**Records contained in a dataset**
:::::

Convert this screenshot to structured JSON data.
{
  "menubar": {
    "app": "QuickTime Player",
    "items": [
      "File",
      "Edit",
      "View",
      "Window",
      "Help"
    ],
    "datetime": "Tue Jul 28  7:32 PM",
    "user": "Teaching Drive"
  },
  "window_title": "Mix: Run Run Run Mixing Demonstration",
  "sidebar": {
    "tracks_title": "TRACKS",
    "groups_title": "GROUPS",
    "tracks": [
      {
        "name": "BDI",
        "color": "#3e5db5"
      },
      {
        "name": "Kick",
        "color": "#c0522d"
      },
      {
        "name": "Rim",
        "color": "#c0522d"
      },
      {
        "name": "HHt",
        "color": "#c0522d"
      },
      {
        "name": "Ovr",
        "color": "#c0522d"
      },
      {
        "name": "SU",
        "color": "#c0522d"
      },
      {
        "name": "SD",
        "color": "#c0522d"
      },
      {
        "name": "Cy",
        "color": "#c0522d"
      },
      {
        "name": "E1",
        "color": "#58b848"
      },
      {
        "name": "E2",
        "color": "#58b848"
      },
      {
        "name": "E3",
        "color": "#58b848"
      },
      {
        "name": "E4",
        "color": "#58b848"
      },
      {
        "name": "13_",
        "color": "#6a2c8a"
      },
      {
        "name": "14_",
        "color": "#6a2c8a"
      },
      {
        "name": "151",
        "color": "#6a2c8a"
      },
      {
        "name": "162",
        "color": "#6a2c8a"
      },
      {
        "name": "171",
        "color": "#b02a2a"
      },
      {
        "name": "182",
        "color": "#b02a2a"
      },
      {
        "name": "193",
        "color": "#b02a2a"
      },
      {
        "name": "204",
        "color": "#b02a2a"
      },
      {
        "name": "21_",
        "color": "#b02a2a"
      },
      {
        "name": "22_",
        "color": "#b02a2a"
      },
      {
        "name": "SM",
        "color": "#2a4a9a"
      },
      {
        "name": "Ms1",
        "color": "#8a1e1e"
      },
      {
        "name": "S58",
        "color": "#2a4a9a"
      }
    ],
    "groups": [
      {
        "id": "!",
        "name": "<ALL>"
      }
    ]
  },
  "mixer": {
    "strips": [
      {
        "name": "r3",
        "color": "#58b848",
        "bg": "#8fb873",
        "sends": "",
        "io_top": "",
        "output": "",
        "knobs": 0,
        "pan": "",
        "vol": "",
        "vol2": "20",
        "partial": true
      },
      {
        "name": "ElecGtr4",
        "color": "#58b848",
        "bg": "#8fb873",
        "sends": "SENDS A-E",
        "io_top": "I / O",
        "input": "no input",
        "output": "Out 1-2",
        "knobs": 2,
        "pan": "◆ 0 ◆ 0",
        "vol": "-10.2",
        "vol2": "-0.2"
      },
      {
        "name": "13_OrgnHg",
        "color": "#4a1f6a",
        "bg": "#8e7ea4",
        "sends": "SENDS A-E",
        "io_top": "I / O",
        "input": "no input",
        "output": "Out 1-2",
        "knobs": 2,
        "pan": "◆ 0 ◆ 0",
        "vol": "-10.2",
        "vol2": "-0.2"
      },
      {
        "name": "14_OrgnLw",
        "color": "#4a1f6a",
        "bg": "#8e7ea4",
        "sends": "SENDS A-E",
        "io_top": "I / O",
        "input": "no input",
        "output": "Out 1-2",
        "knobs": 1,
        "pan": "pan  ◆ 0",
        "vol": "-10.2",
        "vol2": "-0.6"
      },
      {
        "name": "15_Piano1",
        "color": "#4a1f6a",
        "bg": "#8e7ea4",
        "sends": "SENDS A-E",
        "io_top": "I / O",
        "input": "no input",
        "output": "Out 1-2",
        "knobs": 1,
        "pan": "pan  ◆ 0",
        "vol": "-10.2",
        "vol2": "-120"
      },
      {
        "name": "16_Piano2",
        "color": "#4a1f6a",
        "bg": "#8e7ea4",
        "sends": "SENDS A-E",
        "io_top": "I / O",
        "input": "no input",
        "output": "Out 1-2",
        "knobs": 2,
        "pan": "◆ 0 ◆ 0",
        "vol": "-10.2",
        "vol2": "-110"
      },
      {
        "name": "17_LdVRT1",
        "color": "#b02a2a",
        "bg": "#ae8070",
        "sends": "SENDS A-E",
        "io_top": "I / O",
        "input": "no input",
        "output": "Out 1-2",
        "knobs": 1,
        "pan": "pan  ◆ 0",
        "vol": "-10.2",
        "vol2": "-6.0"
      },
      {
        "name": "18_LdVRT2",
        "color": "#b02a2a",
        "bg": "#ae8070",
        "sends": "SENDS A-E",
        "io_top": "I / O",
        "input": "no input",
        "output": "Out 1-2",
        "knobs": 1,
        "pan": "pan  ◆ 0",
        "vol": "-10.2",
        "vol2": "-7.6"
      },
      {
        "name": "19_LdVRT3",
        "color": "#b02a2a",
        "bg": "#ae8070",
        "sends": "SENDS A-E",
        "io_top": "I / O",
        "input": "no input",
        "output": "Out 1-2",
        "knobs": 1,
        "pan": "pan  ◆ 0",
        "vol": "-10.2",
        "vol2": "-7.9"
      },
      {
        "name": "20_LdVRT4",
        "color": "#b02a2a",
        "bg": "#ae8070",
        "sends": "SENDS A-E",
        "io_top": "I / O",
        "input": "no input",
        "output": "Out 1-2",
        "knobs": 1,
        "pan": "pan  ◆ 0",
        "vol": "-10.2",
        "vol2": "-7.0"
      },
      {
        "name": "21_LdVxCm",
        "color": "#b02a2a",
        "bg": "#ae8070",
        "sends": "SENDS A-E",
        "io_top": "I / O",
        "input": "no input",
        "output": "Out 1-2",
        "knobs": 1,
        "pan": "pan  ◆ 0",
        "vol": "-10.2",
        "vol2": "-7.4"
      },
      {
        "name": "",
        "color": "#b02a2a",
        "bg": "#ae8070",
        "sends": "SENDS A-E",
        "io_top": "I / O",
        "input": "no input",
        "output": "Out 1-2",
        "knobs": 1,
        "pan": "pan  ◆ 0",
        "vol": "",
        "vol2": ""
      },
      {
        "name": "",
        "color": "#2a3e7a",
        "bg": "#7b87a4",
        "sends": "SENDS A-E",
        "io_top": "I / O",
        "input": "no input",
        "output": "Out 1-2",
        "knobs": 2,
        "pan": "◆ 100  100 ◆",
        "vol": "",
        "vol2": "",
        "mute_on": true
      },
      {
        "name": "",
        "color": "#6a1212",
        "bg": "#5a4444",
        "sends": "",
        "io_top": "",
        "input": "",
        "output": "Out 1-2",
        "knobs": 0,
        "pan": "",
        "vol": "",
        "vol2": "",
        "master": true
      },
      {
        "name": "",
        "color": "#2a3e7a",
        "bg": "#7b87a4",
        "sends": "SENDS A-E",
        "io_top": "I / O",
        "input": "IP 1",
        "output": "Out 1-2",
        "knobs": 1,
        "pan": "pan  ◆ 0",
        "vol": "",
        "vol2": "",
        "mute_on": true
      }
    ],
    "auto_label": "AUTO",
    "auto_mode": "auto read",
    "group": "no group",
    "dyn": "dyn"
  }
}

:::::

The records above should be duplicated in full, exactly as given.

**Final result**
Convert this screenshot to structured JSON data.
{
  "menubar": {
    "app": "QuickTime Player",
    "items": [
      "File",
      "Edit",
      "View",
      "Window",
      "Help"
    ],
    "datetime": "Tue Jul 28  7:32 PM",
    "user": "Teaching Drive"
  },
  "window_title": "Mix: Run Run Run Mixing Demonstration",
  "sidebar": {
    "tracks_title": "TRACKS",
    "groups_title": "GROUPS",
    "tracks": [
      {
        "name": "BDI",
        "color": "#3e5db5"
      },
      {
        "name": "Kick",
        "color": "#c0522d"
      },
      {
        "name": "Rim",
        "color": "#c0522d"
      },
      {
        "name": "HHt",
        "color": "#c0522d"
      },
      {
        "name": "Ovr",
        "color": "#c0522d"
      },
      {
        "name": "SU",
        "color": "#c0522d"
      },
      {
        "name": "SD",
        "color": "#c0522d"
      },
      {
        "name": "Cy",
        "color": "#c0522d"
      },
      {
        "name": "E1",
        "color": "#58b848"
      },
      {
        "name": "E2",
        "color": "#58b848"
      },
      {
        "name": "E3",
        "color": "#58b848"
      },
      {
        "name": "E4",
        "color": "#58b848"
      },
      {
        "name": "13_",
        "color": "#6a2c8a"
      },
      {
        "name": "14_",
        "color": "#6a2c8a"
      },
      {
        "name": "151",
        "color": "#6a2c8a"
      },
      {
        "name": "162",
        "color": "#6a2c8a"
      },
      {
        "name": "171",
        "color": "#b02a2a"
      },
      {
        "name": "182",
        "color": "#b02a2a"
      },
      {
        "name": "193",
        "color": "#b02a2a"
      },
      {
        "name": "204",
        "color": "#b02a2a"
      },
      {
        "name": "21_",
        "color": "#b02a2a"
      },
      {
        "name": "22_",
        "color": "#b02a2a"
      },
      {
        "name": "SM",
        "color": "#2a4a9a"
      },
      {
        "name": "Ms1",
        "color": "#8a1e1e"
      },
      {
        "name": "S58",
        "color": "#2a4a9a"
      }
    ],
    "groups": [
      {
        "id": "!",
        "name": "<ALL>"
      }
    ]
  },
  "mixer": {
    "strips": [
      {
        "name": "r3",
        "color": "#58b848",
        "bg": "#8fb873",
        "sends": "",
        "io_top": "",
        "output": "",
        "knobs": 0,
        "pan": "",
        "vol": "",
        "vol2": "20",
        "partial": true
      },
      {
        "name": "ElecGtr4",
        "color": "#58b848",
        "bg": "#8fb873",
        "sends": "SENDS A-E",
        "io_top": "I / O",
        "input": "no input",
        "output": "Out 1-2",
        "knobs": 2,
        "pan": "◆ 0 ◆ 0",
        "vol": "-10.2",
        "vol2": "-0.2"
      },
      {
        "name": "13_OrgnHg",
        "color": "#4a1f6a",
        "bg": "#8e7ea4",
        "sends": "SENDS A-E",
        "io_top": "I / O",
        "input": "no input",
        "output": "Out 1-2",
        "knobs": 2,
        "pan": "◆ 0 ◆ 0",
        "vol": "-10.2",
        "vol2": "-0.2"
      },
      {
        "name": "14_OrgnLw",
        "color": "#4a1f6a",
        "bg": "#8e7ea4",
        "sends": "SENDS A-E",
        "io_top": "I / O",
        "input": "no input",
        "output": "Out 1-2",
        "knobs": 1,
        "pan": "pan  ◆ 0",
        "vol": "-10.2",
        "vol2": "-0.6"
      },
      {
        "name": "15_Piano1",
        "color": "#4a1f6a",
        "bg": "#8e7ea4",
        "sends": "SENDS A-E",
        "io_top": "I / O",
        "input": "no input",
        "output": "Out 1-2",
        "knobs": 1,
        "pan": "pan  ◆ 0",
        "vol": "-10.2",
        "vol2": "-120"
      },
      {
        "name": "16_Piano2",
        "color": "#4a1f6a",
        "bg": "#8e7ea4",
        "sends": "SENDS A-E",
        "io_top": "I / O",
        "input": "no input",
        "output": "Out 1-2",
        "knobs": 2,
        "pan": "◆ 0 ◆ 0",
        "vol": "-10.2",
        "vol2": "-110"
      },
      {
        "name": "17_LdVRT1",
        "color": "#b02a2a",
        "bg": "#ae8070",
        "sends": "SENDS A-E",
        "io_top": "I / O",
        "input": "no input",
        "output": "Out 1-2",
        "knobs": 1,
        "pan": "pan  ◆ 0",
        "vol": "-10.2",
        "vol2": "-6.0"
      },
      {
        "name": "18_LdVRT2",
        "color": "#b02a2a",
        "bg": "#ae8070",
        "sends": "SENDS A-E",
        "io_top": "I / O",
        "input": "no input",
        "output": "Out 1-2",
        "knobs": 1,
        "pan": "pan  ◆ 0",
        "vol": "-10.2",
        "vol2": "-7.6"
      },
      {
        "name": "19_LdVRT3",
        "color": "#b02a2a",
        "bg": "#ae8070",
        "sends": "SENDS A-E",
        "io_top": "I / O",
        "input": "no input",
        "output": "Out 1-2",
        "knobs": 1,
        "pan": "pan  ◆ 0",
        "vol": "-10.2",
        "vol2": "-7.9"
      },
      {
        "name": "20_LdVRT4",
        "color": "#b02a2a",
        "bg": "#ae8070",
        "sends": "SENDS A-E",
        "io_top": "I / O",
        "input": "no input",
        "output": "Out 1-2",
        "knobs": 1,
        "pan": "pan  ◆ 0",
        "vol": "-10.2",
        "vol2": "-7.0"
      },
      {
        "name": "21_LdVxCm",
        "color": "#b02a2a",
        "bg": "#ae8070",
        "sends": "SENDS A-E",
        "io_top": "I / O",
        "input": "no input",
        "output": "Out 1-2",
        "knobs": 1,
        "pan": "pan  ◆ 0",
        "vol": "-10.2",
        "vol2": "-7.4"
      },
      {
        "name": "",
        "color": "#b02a2a",
        "bg": "#ae8070",
        "sends": "SENDS A-E",
        "io_top": "I / O",
        "input": "no input",
        "output": "Out 1-2",
        "knobs": 1,
        "pan": "pan  ◆ 0",
        "vol": "",
        "vol2": ""
      },
      {
        "name": "",
        "color": "#2a3e7a",
        "bg": "#7b87a4",
        "sends": "SENDS A-E",
        "io_top": "I / O",
        "input": "no input",
        "output": "Out 1-2",
        "knobs": 2,
        "pan": "◆ 100  100 ◆",
        "vol": "",
        "vol2": "",
        "mute_on": true
      },
      {
        "name": "",
        "color": "#6a1212",
        "bg": "#5a4444",
        "sends": "",
        "io_top": "",
        "input": "",
        "output": "Out 1-2",
        "knobs": 0,
        "pan": "",
        "vol": "",
        "vol2": "",
        "master": true
      },
      {
        "name": "",
        "color": "#2a3e7a",
        "bg": "#7b87a4",
        "sends": "SENDS A-E",
        "io_top": "I / O",
        "input": "IP 1",
        "output": "Out 1-2",
        "knobs": 1,
        "pan": "pan  ◆ 0",
        "vol": "",
        "vol2": "",
        "mute_on": true
      }
    ],
    "auto_label": "AUTO",
    "auto_mode": "auto read",
    "group": "no group",
    "dyn": "dyn"
  }
}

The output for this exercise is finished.